TAREAS:
1. Convierte en una lista breve el párrafo del fragmento sobre Birmania que comienza con «Se cumple un año del golpe de Estado» y conserva sus datos principales.
2. Según el fragmento sobre Birmania, ¿cuántas personas han sido detenidas aproximadamente?

FRAGMENTO PROPORCIONADO:
------------------------
Sangre y silencio en el año I del golpe de estado en Birmania
La resistencia al Gobierno militar se ha dividido entre las protestas silenciosas y los atentados violentos
El país está sumido en una crisis económica e identitaria que muchos interpretan como una oportunidad
Analistas indican que el Movimiento de Desobediencia Civil está más organizado que nunca
Se cumple un año del golpe de Estado que la junta militar perpetró en Myanmar y el gran parte del pueblo ha respondido con silencio. Chitón ante los más de 1.500 muertos -según cifras de la Asociación de Resistencia de los Presos Políticos- , ante la represión -alrededor de 9.000 detenidos-, las torturas o la intimidación que ha provocado el desplazamiento de alrededor de 400.000 personas; ante masacres como las de la pasada Nochebuena, cuando se hallaron al menos 35 cadáveres calcinados en el Estado de Kayah, dos de ellos eran parte del personal de la organización de ayuda, Save the Children, o la matanza en el Estado de Chin, donde aparecieron 10 aldeanos amordazados y asesinados por los militares.
------------------------
MATERIAL:
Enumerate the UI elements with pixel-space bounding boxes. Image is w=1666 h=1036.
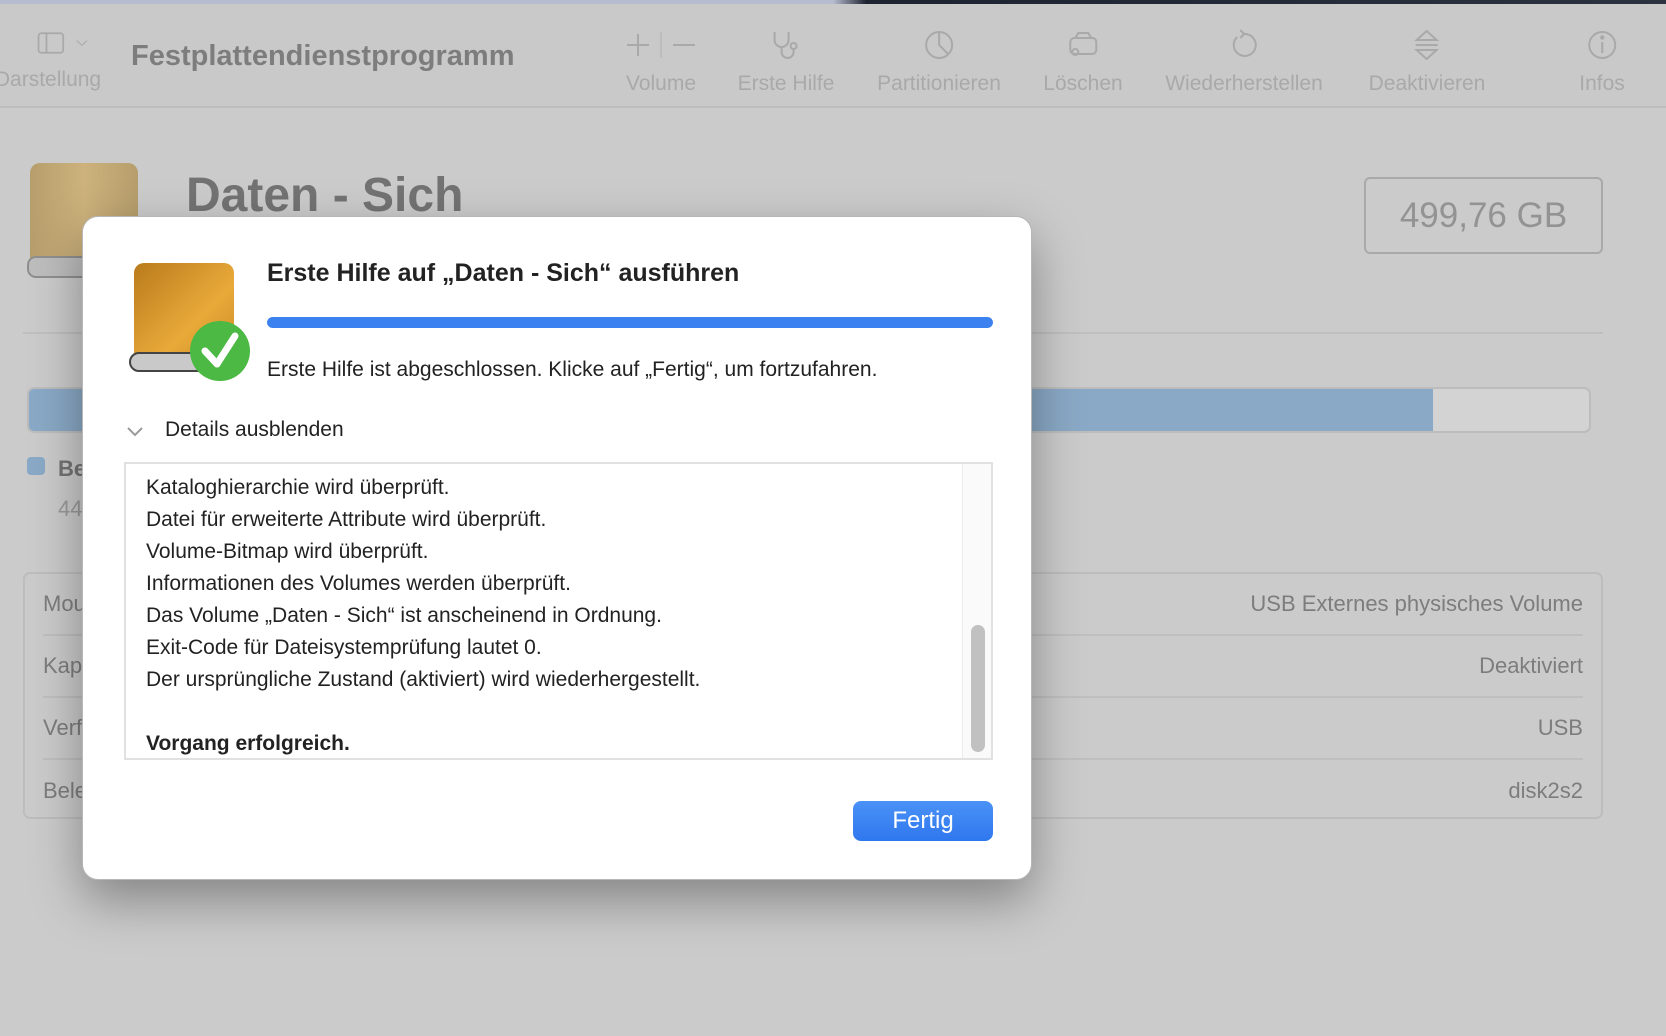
------------------------
RESPUESTAS:
1.
- Se cumple un año del golpe de Estado de la junta militar en Myanmar, y gran parte del pueblo ha respondido con silencio ante lo siguiente:
- Más de 1.500 muertos, según la Asociación de Resistencia de los Presos Políticos.
- Alrededor de 9.000 detenidos.
- Torturas e intimidación, que han provocado el desplazamiento de unas 400.000 personas.
- La masacre de la pasada Nochebuena en el Estado de Kayah: al menos 35 cadáveres calcinados, dos de ellos del personal de Save the Children.
- La matanza en el Estado de Chin: 10 aldeanos amordazados y asesinados por los militares.

2. Alrededor de 9.000.